======== THE INPUT ========
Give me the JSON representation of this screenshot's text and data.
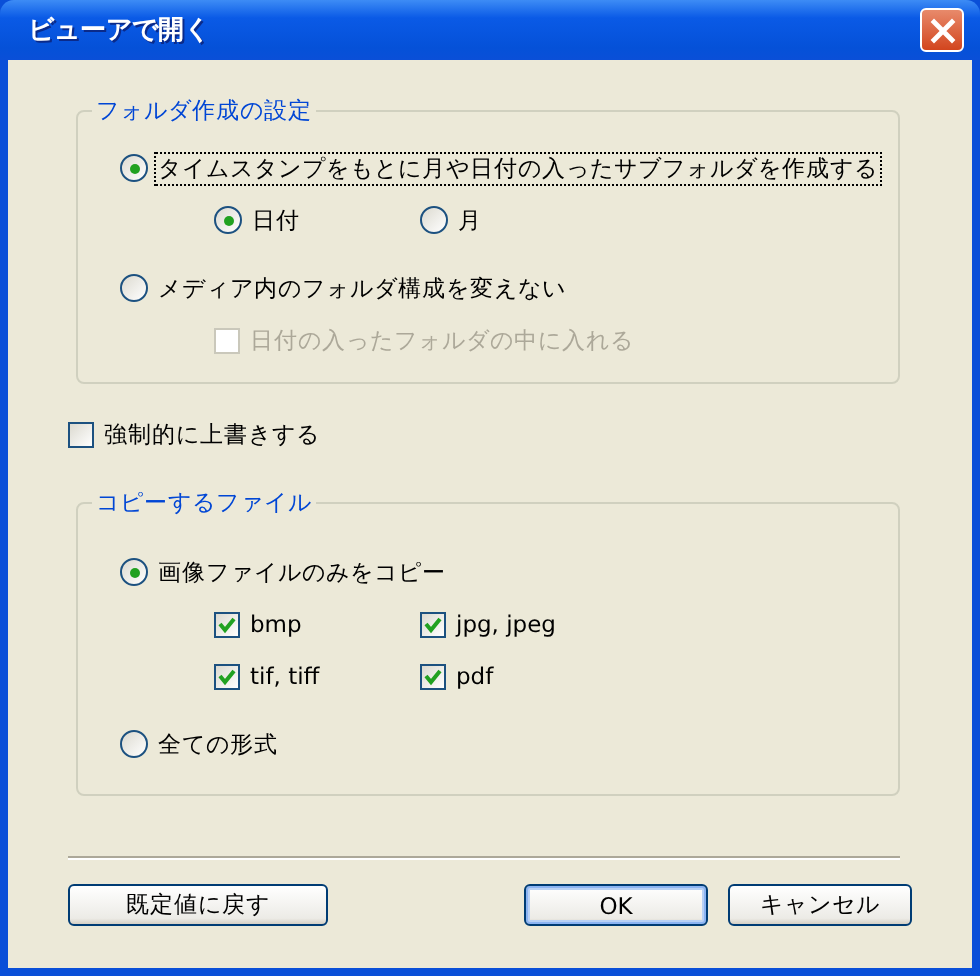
{
  "window": {
    "title": "ビューアで開く"
  },
  "folder_group": {
    "title": "フォルダ作成の設定",
    "options": [
      {
        "label": "タイムスタンプをもとに月や日付の入ったサブフォルダを作成する",
        "selected": true,
        "focused": true,
        "children": [
          {
            "kind": "radio",
            "label": "日付",
            "selected": true
          },
          {
            "kind": "radio",
            "label": "月",
            "selected": false
          }
        ]
      },
      {
        "label": "メディア内のフォルダ構成を変えない",
        "selected": false,
        "focused": false,
        "children": [
          {
            "kind": "checkbox",
            "label": "日付の入ったフォルダの中に入れる",
            "checked": false,
            "disabled": true
          }
        ]
      }
    ]
  },
  "overwrite": {
    "label": "強制的に上書きする",
    "checked": false
  },
  "copy_group": {
    "title": "コピーするファイル",
    "options": [
      {
        "label": "画像ファイルのみをコピー",
        "selected": true,
        "focused": false,
        "children": [
          {
            "kind": "checkbox",
            "label": "bmp",
            "checked": true,
            "disabled": false
          },
          {
            "kind": "checkbox",
            "label": "jpg, jpeg",
            "checked": true,
            "disabled": false
          },
          {
            "kind": "checkbox",
            "label": "tif, tiff",
            "checked": true,
            "disabled": false
          },
          {
            "kind": "checkbox",
            "label": "pdf",
            "checked": true,
            "disabled": false
          }
        ]
      },
      {
        "label": "全ての形式",
        "selected": false,
        "focused": false
      }
    ]
  },
  "buttons": [
    {
      "label": "既定値に戻す",
      "default": false
    },
    {
      "label": "OK",
      "default": true
    },
    {
      "label": "キャンセル",
      "default": false
    }
  ]
}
========
» PROBLEM TO SOLVE:
Quote the material in full and exactly; do not carry over its pictures.

» RESULT OF THE TASK:
Give me the JSON representation of this screenshot's text and data.
{
  "window": {
    "title": "ビューアで開く"
  },
  "folder_group": {
    "title": "フォルダ作成の設定",
    "options": [
      {
        "label": "タイムスタンプをもとに月や日付の入ったサブフォルダを作成する",
        "selected": true,
        "focused": true,
        "children": [
          {
            "kind": "radio",
            "label": "日付",
            "selected": true
          },
          {
            "kind": "radio",
            "label": "月",
            "selected": false
          }
        ]
      },
      {
        "label": "メディア内のフォルダ構成を変えない",
        "selected": false,
        "focused": false,
        "children": [
          {
            "kind": "checkbox",
            "label": "日付の入ったフォルダの中に入れる",
            "checked": false,
            "disabled": true
          }
        ]
      }
    ]
  },
  "overwrite": {
    "label": "強制的に上書きする",
    "checked": false
  },
  "copy_group": {
    "title": "コピーするファイル",
    "options": [
      {
        "label": "画像ファイルのみをコピー",
        "selected": true,
        "focused": false,
        "children": [
          {
            "kind": "checkbox",
            "label": "bmp",
            "checked": true,
            "disabled": false
          },
          {
            "kind": "checkbox",
            "label": "jpg, jpeg",
            "checked": true,
            "disabled": false
          },
          {
            "kind": "checkbox",
            "label": "tif, tiff",
            "checked": true,
            "disabled": false
          },
          {
            "kind": "checkbox",
            "label": "pdf",
            "checked": true,
            "disabled": false
          }
        ]
      },
      {
        "label": "全ての形式",
        "selected": false,
        "focused": false
      }
    ]
  },
  "buttons": [
    {
      "label": "既定値に戻す",
      "default": false
    },
    {
      "label": "OK",
      "default": true
    },
    {
      "label": "キャンセル",
      "default": false
    }
  ]
}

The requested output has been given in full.